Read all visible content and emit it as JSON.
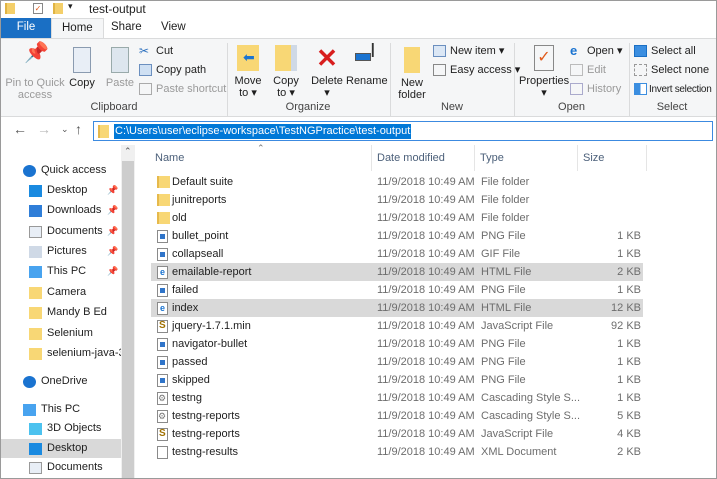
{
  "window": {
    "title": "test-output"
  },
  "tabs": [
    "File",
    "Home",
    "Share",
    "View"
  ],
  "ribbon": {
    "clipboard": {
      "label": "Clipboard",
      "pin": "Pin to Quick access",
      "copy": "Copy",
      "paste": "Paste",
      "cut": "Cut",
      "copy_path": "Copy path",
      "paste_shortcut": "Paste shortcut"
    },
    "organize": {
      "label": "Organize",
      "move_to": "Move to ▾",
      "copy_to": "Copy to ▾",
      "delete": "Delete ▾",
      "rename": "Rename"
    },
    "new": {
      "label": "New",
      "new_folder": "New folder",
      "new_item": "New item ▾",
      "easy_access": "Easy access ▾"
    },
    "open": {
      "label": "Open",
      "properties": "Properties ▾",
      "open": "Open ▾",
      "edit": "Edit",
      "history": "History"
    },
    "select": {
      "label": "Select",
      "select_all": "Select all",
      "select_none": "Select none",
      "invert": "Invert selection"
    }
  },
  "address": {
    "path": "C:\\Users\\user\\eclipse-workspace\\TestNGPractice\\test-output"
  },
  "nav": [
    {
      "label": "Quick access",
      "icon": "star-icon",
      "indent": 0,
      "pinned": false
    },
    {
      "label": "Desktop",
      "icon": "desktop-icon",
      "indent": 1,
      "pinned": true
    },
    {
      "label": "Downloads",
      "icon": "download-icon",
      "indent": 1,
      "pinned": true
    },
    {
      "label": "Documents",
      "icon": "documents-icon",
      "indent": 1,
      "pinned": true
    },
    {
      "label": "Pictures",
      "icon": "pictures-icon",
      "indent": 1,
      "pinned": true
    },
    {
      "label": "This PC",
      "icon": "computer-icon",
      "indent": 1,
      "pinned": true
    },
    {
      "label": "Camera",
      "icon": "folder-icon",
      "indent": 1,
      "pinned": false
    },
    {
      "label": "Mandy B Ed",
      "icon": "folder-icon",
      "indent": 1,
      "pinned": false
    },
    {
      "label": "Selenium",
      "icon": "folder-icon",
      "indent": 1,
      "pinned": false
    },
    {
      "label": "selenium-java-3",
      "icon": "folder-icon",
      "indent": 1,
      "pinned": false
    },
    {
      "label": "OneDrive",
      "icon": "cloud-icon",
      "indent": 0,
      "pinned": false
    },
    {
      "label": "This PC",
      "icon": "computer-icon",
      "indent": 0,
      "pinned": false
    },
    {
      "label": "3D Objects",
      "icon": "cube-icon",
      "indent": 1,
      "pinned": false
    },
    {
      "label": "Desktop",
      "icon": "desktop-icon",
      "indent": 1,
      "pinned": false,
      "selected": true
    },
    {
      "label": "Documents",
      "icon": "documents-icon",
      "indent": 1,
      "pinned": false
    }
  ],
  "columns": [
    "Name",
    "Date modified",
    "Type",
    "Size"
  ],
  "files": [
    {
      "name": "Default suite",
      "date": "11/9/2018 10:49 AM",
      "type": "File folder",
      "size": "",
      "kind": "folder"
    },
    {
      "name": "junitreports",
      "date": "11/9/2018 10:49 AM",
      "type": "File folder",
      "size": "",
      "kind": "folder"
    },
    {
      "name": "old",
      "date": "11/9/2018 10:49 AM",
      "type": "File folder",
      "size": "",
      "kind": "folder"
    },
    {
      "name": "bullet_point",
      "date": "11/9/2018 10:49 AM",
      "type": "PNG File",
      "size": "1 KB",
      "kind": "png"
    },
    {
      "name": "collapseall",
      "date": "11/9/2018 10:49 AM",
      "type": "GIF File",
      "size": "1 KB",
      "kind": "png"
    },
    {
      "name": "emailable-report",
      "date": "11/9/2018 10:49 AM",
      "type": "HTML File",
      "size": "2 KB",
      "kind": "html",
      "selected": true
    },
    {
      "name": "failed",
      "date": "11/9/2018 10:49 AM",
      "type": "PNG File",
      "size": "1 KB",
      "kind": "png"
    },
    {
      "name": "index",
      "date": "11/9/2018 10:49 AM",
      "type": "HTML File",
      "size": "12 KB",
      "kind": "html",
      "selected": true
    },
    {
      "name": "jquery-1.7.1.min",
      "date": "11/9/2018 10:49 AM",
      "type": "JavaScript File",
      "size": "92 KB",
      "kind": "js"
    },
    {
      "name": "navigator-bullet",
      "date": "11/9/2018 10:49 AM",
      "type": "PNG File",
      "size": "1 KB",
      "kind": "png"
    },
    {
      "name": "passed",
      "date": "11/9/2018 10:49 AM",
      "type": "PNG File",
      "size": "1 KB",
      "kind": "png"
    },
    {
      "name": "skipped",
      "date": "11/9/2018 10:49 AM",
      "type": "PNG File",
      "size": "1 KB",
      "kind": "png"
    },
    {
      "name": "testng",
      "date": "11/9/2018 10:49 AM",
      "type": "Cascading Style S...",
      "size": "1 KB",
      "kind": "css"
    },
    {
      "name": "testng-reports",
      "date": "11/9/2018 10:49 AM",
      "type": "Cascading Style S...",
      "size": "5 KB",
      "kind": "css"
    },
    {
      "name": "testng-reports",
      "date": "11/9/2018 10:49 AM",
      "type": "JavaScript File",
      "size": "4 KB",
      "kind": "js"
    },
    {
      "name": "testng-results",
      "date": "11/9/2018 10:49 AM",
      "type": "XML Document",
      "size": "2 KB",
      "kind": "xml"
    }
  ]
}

◆ EXERCISE REQUIREMENTS: Search the material above for "Paste". Pull out each line where it shows up.

◆ WRITTEN ANSWER:
      "paste": "Paste",
      "paste_shortcut": "Paste shortcut"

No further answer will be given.